**WHAT TO PRODUCE:**
Read the lines below. Copy out any that hold the string "title".

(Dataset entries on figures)
== == ==
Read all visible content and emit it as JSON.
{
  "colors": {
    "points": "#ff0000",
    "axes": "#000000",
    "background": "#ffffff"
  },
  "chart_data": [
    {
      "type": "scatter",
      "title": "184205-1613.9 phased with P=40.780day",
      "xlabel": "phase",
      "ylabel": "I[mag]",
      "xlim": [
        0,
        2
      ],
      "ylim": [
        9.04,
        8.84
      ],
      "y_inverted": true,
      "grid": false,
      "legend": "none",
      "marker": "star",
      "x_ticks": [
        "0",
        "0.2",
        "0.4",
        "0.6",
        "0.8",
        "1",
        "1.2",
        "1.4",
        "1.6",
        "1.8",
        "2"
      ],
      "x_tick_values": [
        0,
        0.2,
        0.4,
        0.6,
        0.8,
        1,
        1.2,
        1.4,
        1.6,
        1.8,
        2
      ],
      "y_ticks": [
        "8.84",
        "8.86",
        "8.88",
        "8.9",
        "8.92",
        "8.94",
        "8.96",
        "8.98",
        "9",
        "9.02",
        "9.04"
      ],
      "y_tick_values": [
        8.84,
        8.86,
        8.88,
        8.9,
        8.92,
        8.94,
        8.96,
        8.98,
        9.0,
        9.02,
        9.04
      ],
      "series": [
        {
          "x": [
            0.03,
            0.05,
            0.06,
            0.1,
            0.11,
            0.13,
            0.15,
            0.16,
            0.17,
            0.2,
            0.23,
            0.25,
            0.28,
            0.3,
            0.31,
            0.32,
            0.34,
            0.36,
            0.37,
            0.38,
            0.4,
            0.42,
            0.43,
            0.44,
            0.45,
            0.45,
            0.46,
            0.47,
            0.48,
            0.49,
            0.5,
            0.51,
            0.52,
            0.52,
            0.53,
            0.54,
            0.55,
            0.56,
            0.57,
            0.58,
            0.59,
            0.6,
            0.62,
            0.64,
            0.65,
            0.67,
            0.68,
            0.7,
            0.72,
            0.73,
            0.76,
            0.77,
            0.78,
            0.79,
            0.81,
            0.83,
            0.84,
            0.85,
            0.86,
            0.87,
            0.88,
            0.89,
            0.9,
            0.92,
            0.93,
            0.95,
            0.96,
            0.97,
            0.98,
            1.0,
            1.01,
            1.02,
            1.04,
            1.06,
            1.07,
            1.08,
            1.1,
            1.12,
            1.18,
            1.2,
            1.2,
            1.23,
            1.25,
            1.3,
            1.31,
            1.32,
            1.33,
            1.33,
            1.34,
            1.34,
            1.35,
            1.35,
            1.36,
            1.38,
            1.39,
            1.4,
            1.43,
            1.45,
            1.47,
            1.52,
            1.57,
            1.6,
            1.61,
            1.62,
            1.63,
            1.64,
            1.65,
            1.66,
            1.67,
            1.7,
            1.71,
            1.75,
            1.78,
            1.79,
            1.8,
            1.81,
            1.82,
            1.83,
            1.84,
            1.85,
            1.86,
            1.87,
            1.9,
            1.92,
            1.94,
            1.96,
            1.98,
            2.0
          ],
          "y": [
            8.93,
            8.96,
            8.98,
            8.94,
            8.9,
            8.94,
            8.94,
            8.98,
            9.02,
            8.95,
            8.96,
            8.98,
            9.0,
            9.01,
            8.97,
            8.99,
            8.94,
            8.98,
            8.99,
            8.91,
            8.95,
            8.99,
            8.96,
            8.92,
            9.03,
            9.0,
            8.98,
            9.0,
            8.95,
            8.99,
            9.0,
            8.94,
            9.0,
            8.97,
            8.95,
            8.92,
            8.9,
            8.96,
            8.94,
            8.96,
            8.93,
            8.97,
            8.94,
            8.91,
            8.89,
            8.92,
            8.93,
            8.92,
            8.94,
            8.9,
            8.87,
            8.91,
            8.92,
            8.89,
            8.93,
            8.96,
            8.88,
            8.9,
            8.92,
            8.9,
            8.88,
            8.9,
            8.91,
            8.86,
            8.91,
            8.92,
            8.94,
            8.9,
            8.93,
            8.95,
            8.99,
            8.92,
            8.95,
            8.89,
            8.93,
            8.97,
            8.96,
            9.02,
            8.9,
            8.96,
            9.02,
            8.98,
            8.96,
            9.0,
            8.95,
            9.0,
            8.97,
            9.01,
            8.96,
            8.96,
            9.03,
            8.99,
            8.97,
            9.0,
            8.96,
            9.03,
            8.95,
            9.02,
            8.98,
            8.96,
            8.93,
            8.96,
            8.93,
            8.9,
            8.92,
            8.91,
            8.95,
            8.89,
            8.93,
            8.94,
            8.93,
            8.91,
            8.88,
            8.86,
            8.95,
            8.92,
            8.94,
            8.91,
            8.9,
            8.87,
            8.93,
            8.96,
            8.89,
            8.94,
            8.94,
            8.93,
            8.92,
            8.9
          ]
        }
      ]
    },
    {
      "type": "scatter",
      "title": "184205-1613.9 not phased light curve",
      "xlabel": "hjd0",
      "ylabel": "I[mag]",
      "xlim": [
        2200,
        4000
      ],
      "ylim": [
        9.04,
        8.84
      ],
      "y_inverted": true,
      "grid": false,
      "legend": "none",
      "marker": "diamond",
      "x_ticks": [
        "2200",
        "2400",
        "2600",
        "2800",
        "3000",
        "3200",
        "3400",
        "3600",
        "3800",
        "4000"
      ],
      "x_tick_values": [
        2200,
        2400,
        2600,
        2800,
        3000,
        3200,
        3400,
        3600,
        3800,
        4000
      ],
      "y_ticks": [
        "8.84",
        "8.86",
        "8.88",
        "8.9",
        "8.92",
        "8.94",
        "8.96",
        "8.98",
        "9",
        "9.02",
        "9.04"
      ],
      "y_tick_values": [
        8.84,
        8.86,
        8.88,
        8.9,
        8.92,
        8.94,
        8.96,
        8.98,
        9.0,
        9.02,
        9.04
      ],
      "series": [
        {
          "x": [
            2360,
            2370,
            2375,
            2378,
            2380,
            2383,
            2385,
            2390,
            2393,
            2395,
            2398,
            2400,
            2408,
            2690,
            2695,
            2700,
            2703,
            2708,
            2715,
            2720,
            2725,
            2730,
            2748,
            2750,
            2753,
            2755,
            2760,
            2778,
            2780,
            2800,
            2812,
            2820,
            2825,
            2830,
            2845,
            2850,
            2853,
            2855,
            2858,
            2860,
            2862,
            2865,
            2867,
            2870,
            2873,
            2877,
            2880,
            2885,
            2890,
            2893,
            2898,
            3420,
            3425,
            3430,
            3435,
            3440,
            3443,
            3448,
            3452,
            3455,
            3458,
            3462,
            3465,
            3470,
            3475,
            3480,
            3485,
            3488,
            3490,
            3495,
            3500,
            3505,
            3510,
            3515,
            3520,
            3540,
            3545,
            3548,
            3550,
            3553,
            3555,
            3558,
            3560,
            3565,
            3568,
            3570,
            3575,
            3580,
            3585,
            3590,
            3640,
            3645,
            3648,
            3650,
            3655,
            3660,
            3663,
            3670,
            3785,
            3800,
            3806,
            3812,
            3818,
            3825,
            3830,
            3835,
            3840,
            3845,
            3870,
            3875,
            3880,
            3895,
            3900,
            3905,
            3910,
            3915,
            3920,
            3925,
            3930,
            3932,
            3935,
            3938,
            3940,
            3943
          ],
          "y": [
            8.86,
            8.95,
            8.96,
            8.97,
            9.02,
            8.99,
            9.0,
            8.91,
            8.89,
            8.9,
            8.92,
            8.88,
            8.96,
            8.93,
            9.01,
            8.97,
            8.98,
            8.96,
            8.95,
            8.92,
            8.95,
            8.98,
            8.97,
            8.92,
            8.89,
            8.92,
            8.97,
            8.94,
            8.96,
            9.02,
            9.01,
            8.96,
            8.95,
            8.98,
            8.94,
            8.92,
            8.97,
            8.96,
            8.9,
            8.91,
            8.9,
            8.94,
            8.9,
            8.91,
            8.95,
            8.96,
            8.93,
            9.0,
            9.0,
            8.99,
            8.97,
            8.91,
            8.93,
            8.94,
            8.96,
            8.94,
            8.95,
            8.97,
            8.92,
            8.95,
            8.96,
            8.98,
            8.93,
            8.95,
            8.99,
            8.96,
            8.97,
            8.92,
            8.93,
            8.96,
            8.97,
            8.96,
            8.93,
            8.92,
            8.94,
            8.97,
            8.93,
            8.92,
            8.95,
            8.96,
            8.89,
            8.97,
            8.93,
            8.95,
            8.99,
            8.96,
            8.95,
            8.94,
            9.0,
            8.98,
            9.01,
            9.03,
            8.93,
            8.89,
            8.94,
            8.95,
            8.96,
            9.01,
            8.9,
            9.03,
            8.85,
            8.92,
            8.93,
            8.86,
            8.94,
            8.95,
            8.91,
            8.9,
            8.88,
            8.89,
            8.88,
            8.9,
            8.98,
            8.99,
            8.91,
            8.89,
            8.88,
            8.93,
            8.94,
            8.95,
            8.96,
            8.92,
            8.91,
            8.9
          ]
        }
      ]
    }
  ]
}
== == ==
**FINISHED ANSWER:**
      "title": "184205-1613.9 phased with P=40.780day",
      "title": "184205-1613.9 not phased light curve",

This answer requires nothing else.